### REQUIRED TASK
Find and copy every line in the records that includes the string "actively".

════════

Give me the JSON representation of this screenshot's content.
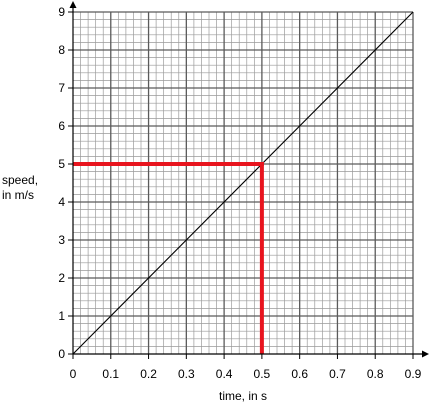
{
  "chart_data": {
    "type": "line",
    "title": "",
    "xlabel": "time, in s",
    "ylabel_lines": [
      "speed,",
      "in m/s"
    ],
    "xlim": [
      0,
      0.9
    ],
    "ylim": [
      0,
      9
    ],
    "x_ticks": [
      "0",
      "0.1",
      "0.2",
      "0.3",
      "0.4",
      "0.5",
      "0.6",
      "0.7",
      "0.8",
      "0.9"
    ],
    "y_ticks": [
      "0",
      "1",
      "2",
      "3",
      "4",
      "5",
      "6",
      "7",
      "8",
      "9"
    ],
    "grid": {
      "major_step_x": 0.1,
      "minor_step_x": 0.02,
      "major_step_y": 1,
      "minor_step_y": 0.2
    },
    "series": [
      {
        "x": [
          0,
          0.9
        ],
        "y": [
          0,
          9
        ],
        "color": "#000000"
      }
    ],
    "reading_lines": {
      "color": "#e8141e",
      "point": {
        "x": 0.5,
        "y": 5
      }
    }
  }
}
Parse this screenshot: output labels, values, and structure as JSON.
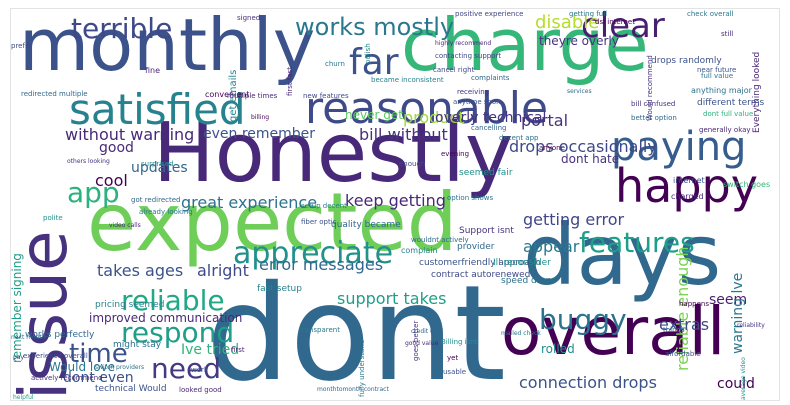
{
  "words": [
    {
      "text": "dont",
      "color": "#31688e"
    },
    {
      "text": "monthly",
      "color": "#3b528b"
    },
    {
      "text": "charge",
      "color": "#35b779"
    },
    {
      "text": "Honestly",
      "color": "#482878"
    },
    {
      "text": "expected",
      "color": "#6ece58"
    },
    {
      "text": "days",
      "color": "#31688e"
    },
    {
      "text": "issue",
      "color": "#46327e"
    },
    {
      "text": "overall",
      "color": "#440154"
    },
    {
      "text": "satisfied",
      "color": "#26828e"
    },
    {
      "text": "reasonable",
      "color": "#3e4a89"
    },
    {
      "text": "happy",
      "color": "#440154"
    },
    {
      "text": "paying",
      "color": "#365d8d"
    },
    {
      "text": "far",
      "color": "#3b528b"
    },
    {
      "text": "works mostly",
      "color": "#2a788e"
    },
    {
      "text": "terrible",
      "color": "#3e4989"
    },
    {
      "text": "clear",
      "color": "#481f70"
    },
    {
      "text": "appreciate",
      "color": "#21918c"
    },
    {
      "text": "reliable",
      "color": "#22a884"
    },
    {
      "text": "respond",
      "color": "#1f9e89"
    },
    {
      "text": "need",
      "color": "#443983"
    },
    {
      "text": "time",
      "color": "#3b528b"
    },
    {
      "text": "features",
      "color": "#1f9e89"
    },
    {
      "text": "buggy",
      "color": "#2c728e"
    },
    {
      "text": "app",
      "color": "#2db27d"
    },
    {
      "text": "disable",
      "color": "#b5de2b"
    },
    {
      "text": "product",
      "color": "#a0da39"
    },
    {
      "text": "portal",
      "color": "#46327e"
    },
    {
      "text": "drops occasionally",
      "color": "#3e4989"
    },
    {
      "text": "reliable enough",
      "color": "#7ad151"
    },
    {
      "text": "connection drops",
      "color": "#3b528b"
    },
    {
      "text": "great experience",
      "color": "#2c728e"
    },
    {
      "text": "keep getting",
      "color": "#482878"
    },
    {
      "text": "getting error",
      "color": "#404688"
    },
    {
      "text": "error messages",
      "color": "#31688e"
    },
    {
      "text": "support takes",
      "color": "#1f9e89"
    },
    {
      "text": "appear",
      "color": "#2a788e"
    },
    {
      "text": "takes ages",
      "color": "#3b528b"
    },
    {
      "text": "alright",
      "color": "#3e4a89"
    },
    {
      "text": "without warning",
      "color": "#482878"
    },
    {
      "text": "bill without",
      "color": "#46327e"
    },
    {
      "text": "even remember",
      "color": "#3b528b"
    },
    {
      "text": "never get",
      "color": "#5ec962"
    },
    {
      "text": "overly technical",
      "color": "#46327e"
    },
    {
      "text": "updates",
      "color": "#31688e"
    },
    {
      "text": "cool",
      "color": "#440154"
    },
    {
      "text": "good",
      "color": "#482878"
    },
    {
      "text": "Ive tried",
      "color": "#2fb47c"
    },
    {
      "text": "dont even",
      "color": "#3b528b"
    },
    {
      "text": "Would love",
      "color": "#2a788e"
    },
    {
      "text": "improved communication",
      "color": "#482878"
    },
    {
      "text": "extras",
      "color": "#3e4989"
    },
    {
      "text": "seem",
      "color": "#481f70"
    },
    {
      "text": "could",
      "color": "#440154"
    },
    {
      "text": "warning lve",
      "color": "#2a788e"
    },
    {
      "text": "dont hate",
      "color": "#46327e"
    },
    {
      "text": "rolled",
      "color": "#21918c"
    },
    {
      "text": "fast setup",
      "color": "#26828e"
    },
    {
      "text": "pricing seemed",
      "color": "#26828e"
    },
    {
      "text": "remember signing",
      "color": "#1f9e89"
    },
    {
      "text": "works perfectly",
      "color": "#31688e"
    },
    {
      "text": "experience overall",
      "color": "#3e4989"
    },
    {
      "text": "technical Would",
      "color": "#3b528b"
    },
    {
      "text": "might stay",
      "color": "#2c728e"
    },
    {
      "text": "quality became",
      "color": "#31688e"
    },
    {
      "text": "Support isnt",
      "color": "#46327e"
    },
    {
      "text": "provider",
      "color": "#31688e"
    },
    {
      "text": "complain",
      "color": "#26828e"
    },
    {
      "text": "transparent",
      "color": "#2a788e"
    },
    {
      "text": "customerfriendly approach",
      "color": "#3b528b"
    },
    {
      "text": "contract autorenewed",
      "color": "#3e4989"
    },
    {
      "text": "speed drops",
      "color": "#2c728e"
    },
    {
      "text": "Ill reconsider",
      "color": "#21918c"
    },
    {
      "text": "positive experience",
      "color": "#404688"
    },
    {
      "text": "getting full",
      "color": "#2a788e"
    },
    {
      "text": "dsl internet",
      "color": "#440154"
    },
    {
      "text": "check overall",
      "color": "#2a788e"
    },
    {
      "text": "drops randomly",
      "color": "#3b528b"
    },
    {
      "text": "theyre overly",
      "color": "#46327e"
    },
    {
      "text": "contacting support",
      "color": "#3e4989"
    },
    {
      "text": "Everything looked",
      "color": "#482878"
    },
    {
      "text": "different terms",
      "color": "#3b528b"
    },
    {
      "text": "anything major",
      "color": "#2c728e"
    },
    {
      "text": "generally okay",
      "color": "#482878"
    },
    {
      "text": "dont full value",
      "color": "#2db27d"
    },
    {
      "text": "get emails",
      "color": "#26828e"
    },
    {
      "text": "first fast",
      "color": "#482878"
    },
    {
      "text": "signed",
      "color": "#46327e"
    },
    {
      "text": "became inconsistent",
      "color": "#26828e"
    },
    {
      "text": "redirected multiple",
      "color": "#31688e"
    },
    {
      "text": "new features",
      "color": "#3e4a89"
    },
    {
      "text": "convenient",
      "color": "#440154"
    },
    {
      "text": "fine",
      "color": "#482878"
    },
    {
      "text": "polish",
      "color": "#26828e"
    },
    {
      "text": "complaints",
      "color": "#31688e"
    },
    {
      "text": "receiving",
      "color": "#46327e"
    },
    {
      "text": "anytime soon",
      "color": "#3b528b"
    },
    {
      "text": "cancelling",
      "color": "#31688e"
    },
    {
      "text": "decent app",
      "color": "#2c728e"
    },
    {
      "text": "seemed fair",
      "color": "#21918c"
    },
    {
      "text": "anyone",
      "color": "#440154"
    },
    {
      "text": "internet",
      "color": "#3b528b"
    },
    {
      "text": "charged",
      "color": "#482878"
    },
    {
      "text": "better option",
      "color": "#31688e"
    },
    {
      "text": "bill confused",
      "color": "#46327e"
    },
    {
      "text": "still",
      "color": "#482878"
    },
    {
      "text": "prefer",
      "color": "#3e4989"
    },
    {
      "text": "churn",
      "color": "#2a788e"
    },
    {
      "text": "switch goes",
      "color": "#35b779"
    },
    {
      "text": "setup decent",
      "color": "#26828e"
    },
    {
      "text": "fiber optic",
      "color": "#3b528b"
    },
    {
      "text": "got redirected",
      "color": "#31688e"
    },
    {
      "text": "surprised",
      "color": "#21918c"
    },
    {
      "text": "already looking",
      "color": "#2a788e"
    },
    {
      "text": "polite",
      "color": "#21918c"
    },
    {
      "text": "video calls",
      "color": "#482878"
    },
    {
      "text": "wouldnt actively",
      "color": "#31688e"
    },
    {
      "text": "enough",
      "color": "#3e4a89"
    },
    {
      "text": "evening",
      "color": "#440154"
    },
    {
      "text": "option shows",
      "color": "#2c728e"
    },
    {
      "text": "actively recommend",
      "color": "#46327e"
    },
    {
      "text": "looked good",
      "color": "#482878"
    },
    {
      "text": "monthtomonth contract",
      "color": "#31688e"
    },
    {
      "text": "goes better",
      "color": "#46327e"
    },
    {
      "text": "usable",
      "color": "#3b528b"
    },
    {
      "text": "Billing isnt",
      "color": "#21918c"
    },
    {
      "text": "yet",
      "color": "#440154"
    },
    {
      "text": "first",
      "color": "#482878"
    },
    {
      "text": "fully understand",
      "color": "#2a788e"
    },
    {
      "text": "things",
      "color": "#31688e"
    },
    {
      "text": "affordable",
      "color": "#3b528b"
    },
    {
      "text": "reliability",
      "color": "#46327e"
    },
    {
      "text": "happens",
      "color": "#440154"
    },
    {
      "text": "mailed check",
      "color": "#2a788e"
    },
    {
      "text": "credit card",
      "color": "#31688e"
    },
    {
      "text": "good value",
      "color": "#482878"
    },
    {
      "text": "near future",
      "color": "#3b528b"
    },
    {
      "text": "Would recommend",
      "color": "#46327e"
    },
    {
      "text": "full value",
      "color": "#2a788e"
    },
    {
      "text": "services",
      "color": "#31688e"
    },
    {
      "text": "cancel right",
      "color": "#3e4989"
    },
    {
      "text": "highly recommend",
      "color": "#482878"
    },
    {
      "text": "switch providers",
      "color": "#2c728e"
    },
    {
      "text": "next month",
      "color": "#31688e"
    },
    {
      "text": "helpful",
      "color": "#1f9e89"
    },
    {
      "text": "pay",
      "color": "#46327e"
    },
    {
      "text": "work",
      "color": "#3b528b"
    },
    {
      "text": "average video",
      "color": "#21918c"
    },
    {
      "text": "billing",
      "color": "#440154"
    },
    {
      "text": "others looking",
      "color": "#46327e"
    },
    {
      "text": "multiple times",
      "color": "#482878"
    }
  ]
}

════════

### RESPONSE
      "text": "wouldnt actively",
      "text": "actively recommend",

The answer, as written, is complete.